BRIEF
Under this task are some entries; return every one of them exactly.

(Saved entries)
────────────────────
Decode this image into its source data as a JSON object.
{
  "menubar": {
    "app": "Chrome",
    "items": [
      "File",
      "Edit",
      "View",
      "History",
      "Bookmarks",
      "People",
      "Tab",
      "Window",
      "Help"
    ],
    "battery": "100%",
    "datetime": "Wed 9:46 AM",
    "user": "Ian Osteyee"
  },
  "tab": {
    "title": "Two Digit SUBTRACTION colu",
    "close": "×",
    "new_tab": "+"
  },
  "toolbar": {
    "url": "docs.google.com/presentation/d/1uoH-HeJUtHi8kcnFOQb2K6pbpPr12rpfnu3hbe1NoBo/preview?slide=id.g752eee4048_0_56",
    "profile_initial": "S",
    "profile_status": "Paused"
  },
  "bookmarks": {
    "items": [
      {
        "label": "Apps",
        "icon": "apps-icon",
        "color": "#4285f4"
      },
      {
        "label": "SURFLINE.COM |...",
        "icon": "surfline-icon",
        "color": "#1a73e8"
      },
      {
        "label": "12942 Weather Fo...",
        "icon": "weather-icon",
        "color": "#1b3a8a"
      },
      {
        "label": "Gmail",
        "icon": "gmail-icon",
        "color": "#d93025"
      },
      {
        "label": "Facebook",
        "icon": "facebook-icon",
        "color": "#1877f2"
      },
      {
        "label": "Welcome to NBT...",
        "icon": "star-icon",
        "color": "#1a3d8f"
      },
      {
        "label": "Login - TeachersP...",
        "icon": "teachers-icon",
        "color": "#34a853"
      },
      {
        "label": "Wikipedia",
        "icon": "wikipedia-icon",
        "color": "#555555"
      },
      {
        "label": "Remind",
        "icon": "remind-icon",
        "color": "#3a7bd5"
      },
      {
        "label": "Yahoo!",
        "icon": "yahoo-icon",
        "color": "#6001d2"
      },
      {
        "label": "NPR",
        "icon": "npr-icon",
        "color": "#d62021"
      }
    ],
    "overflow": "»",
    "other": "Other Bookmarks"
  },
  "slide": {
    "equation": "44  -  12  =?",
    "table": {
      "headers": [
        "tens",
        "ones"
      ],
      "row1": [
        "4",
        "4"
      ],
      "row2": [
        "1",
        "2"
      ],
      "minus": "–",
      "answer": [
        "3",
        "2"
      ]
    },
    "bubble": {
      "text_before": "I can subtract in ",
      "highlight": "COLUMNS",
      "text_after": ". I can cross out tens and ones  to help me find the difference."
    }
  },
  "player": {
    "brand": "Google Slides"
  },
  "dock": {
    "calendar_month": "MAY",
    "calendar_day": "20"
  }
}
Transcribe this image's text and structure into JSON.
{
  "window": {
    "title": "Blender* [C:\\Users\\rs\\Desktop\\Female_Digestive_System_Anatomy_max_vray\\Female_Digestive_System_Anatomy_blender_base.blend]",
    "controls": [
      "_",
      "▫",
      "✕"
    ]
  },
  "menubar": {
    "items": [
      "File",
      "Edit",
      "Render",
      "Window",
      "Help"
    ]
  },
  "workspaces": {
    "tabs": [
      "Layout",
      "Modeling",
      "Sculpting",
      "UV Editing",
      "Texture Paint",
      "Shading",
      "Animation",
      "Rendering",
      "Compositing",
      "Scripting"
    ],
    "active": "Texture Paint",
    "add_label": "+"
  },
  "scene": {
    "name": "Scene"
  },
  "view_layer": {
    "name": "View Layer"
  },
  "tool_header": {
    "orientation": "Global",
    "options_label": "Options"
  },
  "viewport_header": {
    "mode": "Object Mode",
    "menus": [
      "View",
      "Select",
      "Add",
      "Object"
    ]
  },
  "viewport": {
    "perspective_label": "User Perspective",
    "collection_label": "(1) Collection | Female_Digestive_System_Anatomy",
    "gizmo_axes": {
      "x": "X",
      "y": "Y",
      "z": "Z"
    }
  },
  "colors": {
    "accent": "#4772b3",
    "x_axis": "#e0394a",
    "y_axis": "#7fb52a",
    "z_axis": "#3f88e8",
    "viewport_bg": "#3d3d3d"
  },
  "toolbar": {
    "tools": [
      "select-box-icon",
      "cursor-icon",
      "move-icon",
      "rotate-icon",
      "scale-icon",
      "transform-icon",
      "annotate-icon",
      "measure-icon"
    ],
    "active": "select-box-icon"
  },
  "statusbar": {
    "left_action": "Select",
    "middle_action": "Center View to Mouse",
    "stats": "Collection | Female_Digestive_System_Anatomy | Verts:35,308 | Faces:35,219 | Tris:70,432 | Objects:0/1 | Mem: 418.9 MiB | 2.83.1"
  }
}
────────────────────
RESPONSE FOR THIS EXERCISE
Decode this image into its source data as a JSON object.
{
  "menubar": {
    "app": "Chrome",
    "items": [
      "File",
      "Edit",
      "View",
      "History",
      "Bookmarks",
      "People",
      "Tab",
      "Window",
      "Help"
    ],
    "battery": "100%",
    "datetime": "Wed 9:46 AM",
    "user": "Ian Osteyee"
  },
  "tab": {
    "title": "Two Digit SUBTRACTION colu",
    "close": "×",
    "new_tab": "+"
  },
  "toolbar": {
    "url": "docs.google.com/presentation/d/1uoH-HeJUtHi8kcnFOQb2K6pbpPr12rpfnu3hbe1NoBo/preview?slide=id.g752eee4048_0_56",
    "profile_initial": "S",
    "profile_status": "Paused"
  },
  "bookmarks": {
    "items": [
      {
        "label": "Apps",
        "icon": "apps-icon",
        "color": "#4285f4"
      },
      {
        "label": "SURFLINE.COM |...",
        "icon": "surfline-icon",
        "color": "#1a73e8"
      },
      {
        "label": "12942 Weather Fo...",
        "icon": "weather-icon",
        "color": "#1b3a8a"
      },
      {
        "label": "Gmail",
        "icon": "gmail-icon",
        "color": "#d93025"
      },
      {
        "label": "Facebook",
        "icon": "facebook-icon",
        "color": "#1877f2"
      },
      {
        "label": "Welcome to NBT...",
        "icon": "star-icon",
        "color": "#1a3d8f"
      },
      {
        "label": "Login - TeachersP...",
        "icon": "teachers-icon",
        "color": "#34a853"
      },
      {
        "label": "Wikipedia",
        "icon": "wikipedia-icon",
        "color": "#555555"
      },
      {
        "label": "Remind",
        "icon": "remind-icon",
        "color": "#3a7bd5"
      },
      {
        "label": "Yahoo!",
        "icon": "yahoo-icon",
        "color": "#6001d2"
      },
      {
        "label": "NPR",
        "icon": "npr-icon",
        "color": "#d62021"
      }
    ],
    "overflow": "»",
    "other": "Other Bookmarks"
  },
  "slide": {
    "equation": "44  -  12  =?",
    "table": {
      "headers": [
        "tens",
        "ones"
      ],
      "row1": [
        "4",
        "4"
      ],
      "row2": [
        "1",
        "2"
      ],
      "minus": "–",
      "answer": [
        "3",
        "2"
      ]
    },
    "bubble": {
      "text_before": "I can subtract in ",
      "highlight": "COLUMNS",
      "text_after": ". I can cross out tens and ones  to help me find the difference."
    }
  },
  "player": {
    "brand": "Google Slides"
  },
  "dock": {
    "calendar_month": "MAY",
    "calendar_day": "20"
  }
}
Transcribe this image's text and structure into JSON.
{
  "window": {
    "title": "Blender* [C:\\Users\\rs\\Desktop\\Female_Digestive_System_Anatomy_max_vray\\Female_Digestive_System_Anatomy_blender_base.blend]",
    "controls": [
      "_",
      "▫",
      "✕"
    ]
  },
  "menubar": {
    "items": [
      "File",
      "Edit",
      "Render",
      "Window",
      "Help"
    ]
  },
  "workspaces": {
    "tabs": [
      "Layout",
      "Modeling",
      "Sculpting",
      "UV Editing",
      "Texture Paint",
      "Shading",
      "Animation",
      "Rendering",
      "Compositing",
      "Scripting"
    ],
    "active": "Texture Paint",
    "add_label": "+"
  },
  "scene": {
    "name": "Scene"
  },
  "view_layer": {
    "name": "View Layer"
  },
  "tool_header": {
    "orientation": "Global",
    "options_label": "Options"
  },
  "viewport_header": {
    "mode": "Object Mode",
    "menus": [
      "View",
      "Select",
      "Add",
      "Object"
    ]
  },
  "viewport": {
    "perspective_label": "User Perspective",
    "collection_label": "(1) Collection | Female_Digestive_System_Anatomy",
    "gizmo_axes": {
      "x": "X",
      "y": "Y",
      "z": "Z"
    }
  },
  "colors": {
    "accent": "#4772b3",
    "x_axis": "#e0394a",
    "y_axis": "#7fb52a",
    "z_axis": "#3f88e8",
    "viewport_bg": "#3d3d3d"
  },
  "toolbar": {
    "tools": [
      "select-box-icon",
      "cursor-icon",
      "move-icon",
      "rotate-icon",
      "scale-icon",
      "transform-icon",
      "annotate-icon",
      "measure-icon"
    ],
    "active": "select-box-icon"
  },
  "statusbar": {
    "left_action": "Select",
    "middle_action": "Center View to Mouse",
    "stats": "Collection | Female_Digestive_System_Anatomy | Verts:35,308 | Faces:35,219 | Tris:70,432 | Objects:0/1 | Mem: 418.9 MiB | 2.83.1"
  }
}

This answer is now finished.